»»
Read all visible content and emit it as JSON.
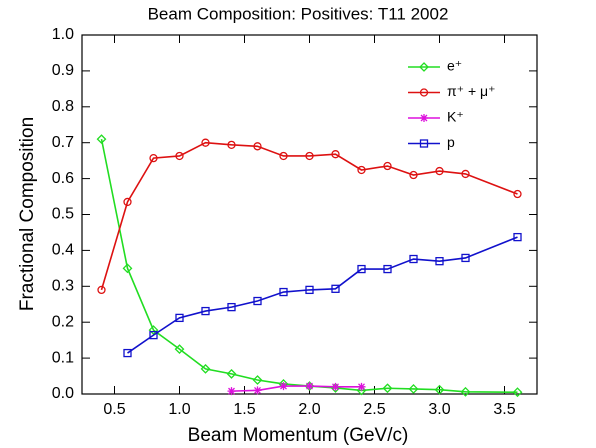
{
  "chart_data": {
    "type": "line",
    "title": "Beam Composition: Positives: T11 2002",
    "x_label": "Beam Momentum (GeV/c)",
    "y_label": "Fractional Composition",
    "x": [
      0.4,
      0.6,
      0.8,
      1.0,
      1.2,
      1.4,
      1.6,
      1.8,
      2.0,
      2.2,
      2.4,
      2.6,
      2.8,
      3.0,
      3.2,
      3.6
    ],
    "series": [
      {
        "name": "e⁺",
        "color": "#22dd22",
        "marker": "diamond",
        "values": [
          0.71,
          0.35,
          0.178,
          0.125,
          0.07,
          0.056,
          0.039,
          0.028,
          0.022,
          0.017,
          0.01,
          0.016,
          0.014,
          0.012,
          0.006,
          0.005
        ]
      },
      {
        "name": "π⁺ + μ⁺",
        "color": "#dd1111",
        "marker": "circle",
        "values": [
          0.29,
          0.535,
          0.657,
          0.663,
          0.7,
          0.694,
          0.69,
          0.663,
          0.663,
          0.668,
          0.624,
          0.635,
          0.61,
          0.621,
          0.613,
          0.557
        ]
      },
      {
        "name": "K⁺",
        "color": "#dd11dd",
        "marker": "star",
        "values": [
          null,
          null,
          null,
          null,
          null,
          0.008,
          0.01,
          0.022,
          0.022,
          0.02,
          0.02,
          null,
          null,
          null,
          null,
          null
        ]
      },
      {
        "name": "p",
        "color": "#1111cc",
        "marker": "square",
        "values": [
          null,
          0.114,
          0.164,
          0.212,
          0.231,
          0.242,
          0.259,
          0.284,
          0.29,
          0.293,
          0.348,
          0.348,
          0.376,
          0.37,
          0.379,
          0.437
        ]
      }
    ],
    "xlim": [
      0.25,
      3.75
    ],
    "xticks": [
      0.5,
      {
        "value": 1.0,
        "label": "1.0"
      },
      1.5,
      {
        "value": 2.0,
        "label": "2.0"
      },
      2.5,
      {
        "value": 3.0,
        "label": "3.0"
      },
      3.5
    ],
    "ylim": [
      0,
      1
    ],
    "yticks": [
      {
        "value": 0,
        "label": "0.0"
      },
      0.1,
      0.2,
      0.3,
      0.4,
      0.5,
      0.6,
      0.7,
      0.8,
      0.9,
      {
        "value": 1,
        "label": "1.0"
      }
    ],
    "grid": false,
    "legend": "top-right"
  }
}
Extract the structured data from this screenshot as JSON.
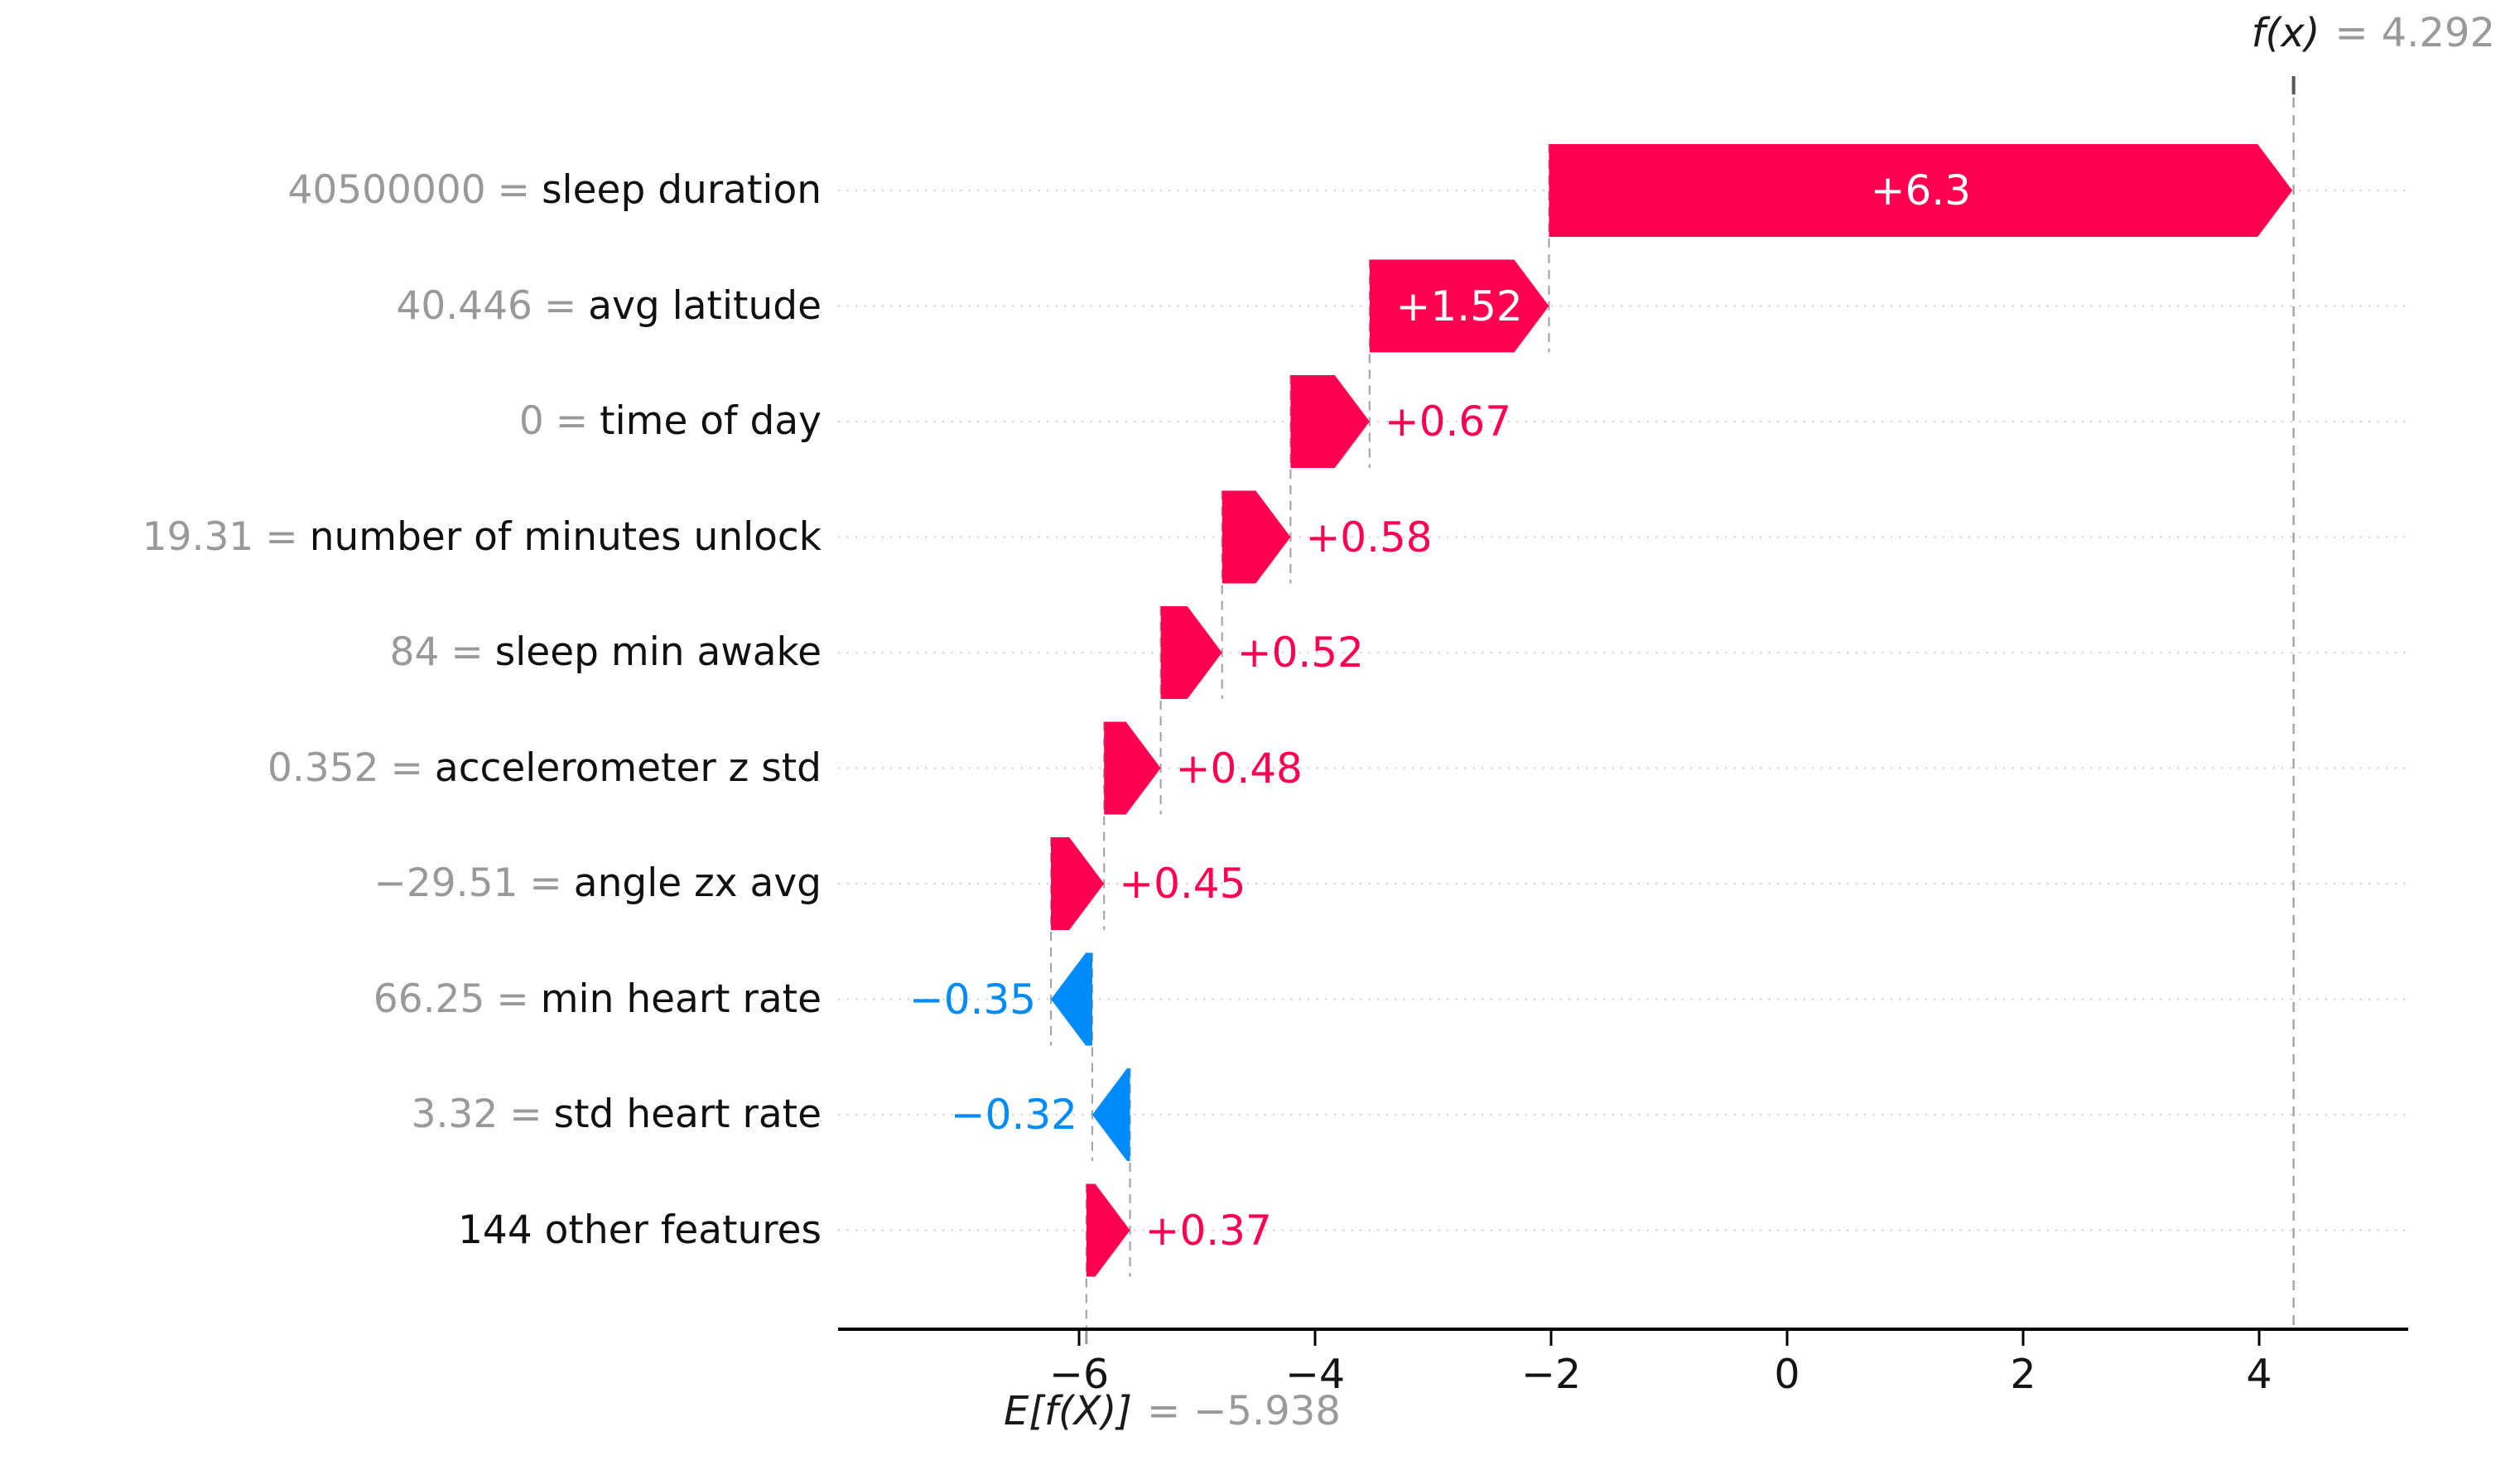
{
  "figure": {
    "fx_label": "f(x)",
    "fx_equals": "=",
    "fx_value": "4.292",
    "ef_label": "E[f(X)]",
    "ef_equals": "=",
    "ef_value": "−5.938"
  },
  "chart_data": {
    "type": "bar",
    "variant": "shap-waterfall",
    "title": "",
    "xlabel": "",
    "ylabel": "",
    "base_value": -5.938,
    "fx_value": 4.292,
    "x_axis": {
      "ticks": [
        -6,
        -4,
        -2,
        0,
        2,
        4
      ],
      "tick_labels": [
        "−6",
        "−4",
        "−2",
        "0",
        "2",
        "4"
      ],
      "range": [
        -8.04,
        5.26
      ],
      "grid": "dotted-row-lines"
    },
    "equals_sign": "=",
    "colors": {
      "positive": "#ff0051",
      "negative": "#008bfb",
      "grid": "#d8d8d8",
      "connector": "#a6a6a6",
      "reference_line": "#9b9b9b",
      "axis": "#000000",
      "muted_text": "#9a9a9a",
      "text": "#101010"
    },
    "rows": [
      {
        "feature_value": "40500000",
        "feature": "sleep duration",
        "shap": 6.3,
        "label": "+6.3"
      },
      {
        "feature_value": "40.446",
        "feature": "avg latitude",
        "shap": 1.52,
        "label": "+1.52"
      },
      {
        "feature_value": "0",
        "feature": "time of day",
        "shap": 0.67,
        "label": "+0.67"
      },
      {
        "feature_value": "19.31",
        "feature": "number of minutes unlock",
        "shap": 0.58,
        "label": "+0.58"
      },
      {
        "feature_value": "84",
        "feature": "sleep min awake",
        "shap": 0.52,
        "label": "+0.52"
      },
      {
        "feature_value": "0.352",
        "feature": "accelerometer z std",
        "shap": 0.48,
        "label": "+0.48"
      },
      {
        "feature_value": "−29.51",
        "feature": "angle zx avg",
        "shap": 0.45,
        "label": "+0.45"
      },
      {
        "feature_value": "66.25",
        "feature": "min heart rate",
        "shap": -0.35,
        "label": "−0.35"
      },
      {
        "feature_value": "3.32",
        "feature": "std heart rate",
        "shap": -0.32,
        "label": "−0.32"
      },
      {
        "feature_value": null,
        "feature": "144 other features",
        "shap": 0.37,
        "label": "+0.37"
      }
    ]
  }
}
««
- **Task brief**: Write out an exact copy of the lines beginning at the line that contains "Extract the structured" and ending at the last line of the listing. Exclude pictures.

- **Response to this task**:
Extract the structured data from this screenshot as JSON.
{
  "figure": {
    "fx_label": "f(x)",
    "fx_equals": "=",
    "fx_value": "4.292",
    "ef_label": "E[f(X)]",
    "ef_equals": "=",
    "ef_value": "−5.938"
  },
  "chart_data": {
    "type": "bar",
    "variant": "shap-waterfall",
    "title": "",
    "xlabel": "",
    "ylabel": "",
    "base_value": -5.938,
    "fx_value": 4.292,
    "x_axis": {
      "ticks": [
        -6,
        -4,
        -2,
        0,
        2,
        4
      ],
      "tick_labels": [
        "−6",
        "−4",
        "−2",
        "0",
        "2",
        "4"
      ],
      "range": [
        -8.04,
        5.26
      ],
      "grid": "dotted-row-lines"
    },
    "equals_sign": "=",
    "colors": {
      "positive": "#ff0051",
      "negative": "#008bfb",
      "grid": "#d8d8d8",
      "connector": "#a6a6a6",
      "reference_line": "#9b9b9b",
      "axis": "#000000",
      "muted_text": "#9a9a9a",
      "text": "#101010"
    },
    "rows": [
      {
        "feature_value": "40500000",
        "feature": "sleep duration",
        "shap": 6.3,
        "label": "+6.3"
      },
      {
        "feature_value": "40.446",
        "feature": "avg latitude",
        "shap": 1.52,
        "label": "+1.52"
      },
      {
        "feature_value": "0",
        "feature": "time of day",
        "shap": 0.67,
        "label": "+0.67"
      },
      {
        "feature_value": "19.31",
        "feature": "number of minutes unlock",
        "shap": 0.58,
        "label": "+0.58"
      },
      {
        "feature_value": "84",
        "feature": "sleep min awake",
        "shap": 0.52,
        "label": "+0.52"
      },
      {
        "feature_value": "0.352",
        "feature": "accelerometer z std",
        "shap": 0.48,
        "label": "+0.48"
      },
      {
        "feature_value": "−29.51",
        "feature": "angle zx avg",
        "shap": 0.45,
        "label": "+0.45"
      },
      {
        "feature_value": "66.25",
        "feature": "min heart rate",
        "shap": -0.35,
        "label": "−0.35"
      },
      {
        "feature_value": "3.32",
        "feature": "std heart rate",
        "shap": -0.32,
        "label": "−0.32"
      },
      {
        "feature_value": null,
        "feature": "144 other features",
        "shap": 0.37,
        "label": "+0.37"
      }
    ]
  }
}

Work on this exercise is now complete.